Entries from a dataset:

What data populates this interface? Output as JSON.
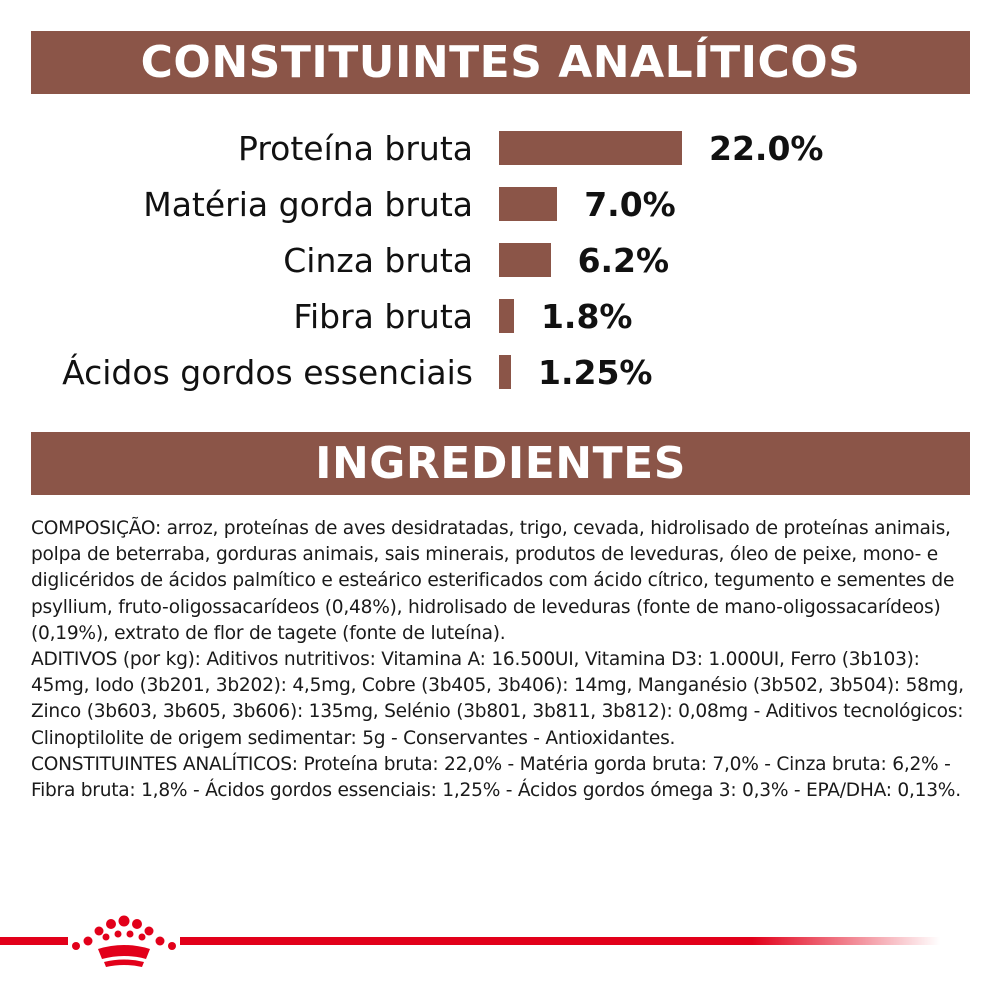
{
  "banners": {
    "analytics": "CONSTITUINTES ANALÍTICOS",
    "ingredients": "INGREDIENTES"
  },
  "colors": {
    "banner": "#8b5548",
    "bar": "#8b5548",
    "brand_red": "#e2001a"
  },
  "chart_data": {
    "type": "bar",
    "orientation": "horizontal",
    "title": "CONSTITUINTES ANALÍTICOS",
    "categories": [
      "Proteína bruta",
      "Matéria gorda bruta",
      "Cinza bruta",
      "Fibra bruta",
      "Ácidos gordos essenciais"
    ],
    "values": [
      22.0,
      7.0,
      6.2,
      1.8,
      1.25
    ],
    "value_labels": [
      "22.0%",
      "7.0%",
      "6.2%",
      "1.8%",
      "1.25%"
    ],
    "unit": "%",
    "grid": false,
    "legend": "none"
  },
  "ingredients": {
    "paragraphs": [
      "COMPOSIÇÃO: arroz, proteínas de aves desidratadas, trigo, cevada, hidrolisado de proteínas animais, polpa de beterraba, gorduras animais, sais minerais, produtos de leveduras, óleo de peixe, mono- e diglicéridos de ácidos palmítico e esteárico esterificados com ácido cítrico, tegumento e sementes de psyllium, fruto-oligossacarídeos (0,48%), hidrolisado de leveduras (fonte de mano-oligossacarídeos) (0,19%), extrato de flor de tagete (fonte de luteína).",
      "ADITIVOS (por kg): Aditivos nutritivos: Vitamina A: 16.500UI, Vitamina D3: 1.000UI, Ferro (3b103): 45mg, Iodo (3b201, 3b202): 4,5mg, Cobre (3b405, 3b406): 14mg, Manganésio (3b502, 3b504): 58mg, Zinco (3b603, 3b605, 3b606): 135mg, Selénio (3b801, 3b811, 3b812): 0,08mg - Aditivos tecnológicos: Clinoptilolite de origem sedimentar: 5g - Conservantes - Antioxidantes.",
      "CONSTITUINTES ANALÍTICOS: Proteína bruta: 22,0% - Matéria gorda bruta: 7,0% - Cinza bruta: 6,2% - Fibra bruta: 1,8% - Ácidos gordos essenciais: 1,25% - Ácidos gordos ómega 3: 0,3% - EPA/DHA: 0,13%."
    ]
  },
  "footer": {
    "logo_icon": "crown-icon"
  }
}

WORK TO DO:
In the listing above, locate each line with "Matéria" and copy it.

THE RESPONSE:
      "Matéria gorda bruta",
      "CONSTITUINTES ANALÍTICOS: Proteína bruta: 22,0% - Matéria gorda bruta: 7,0% - Cinza bruta: 6,2% - Fibra bruta: 1,8% - Ácidos gordos essenciais: 1,25% - Ácidos gordos ómega 3: 0,3% - EPA/DHA: 0,13%."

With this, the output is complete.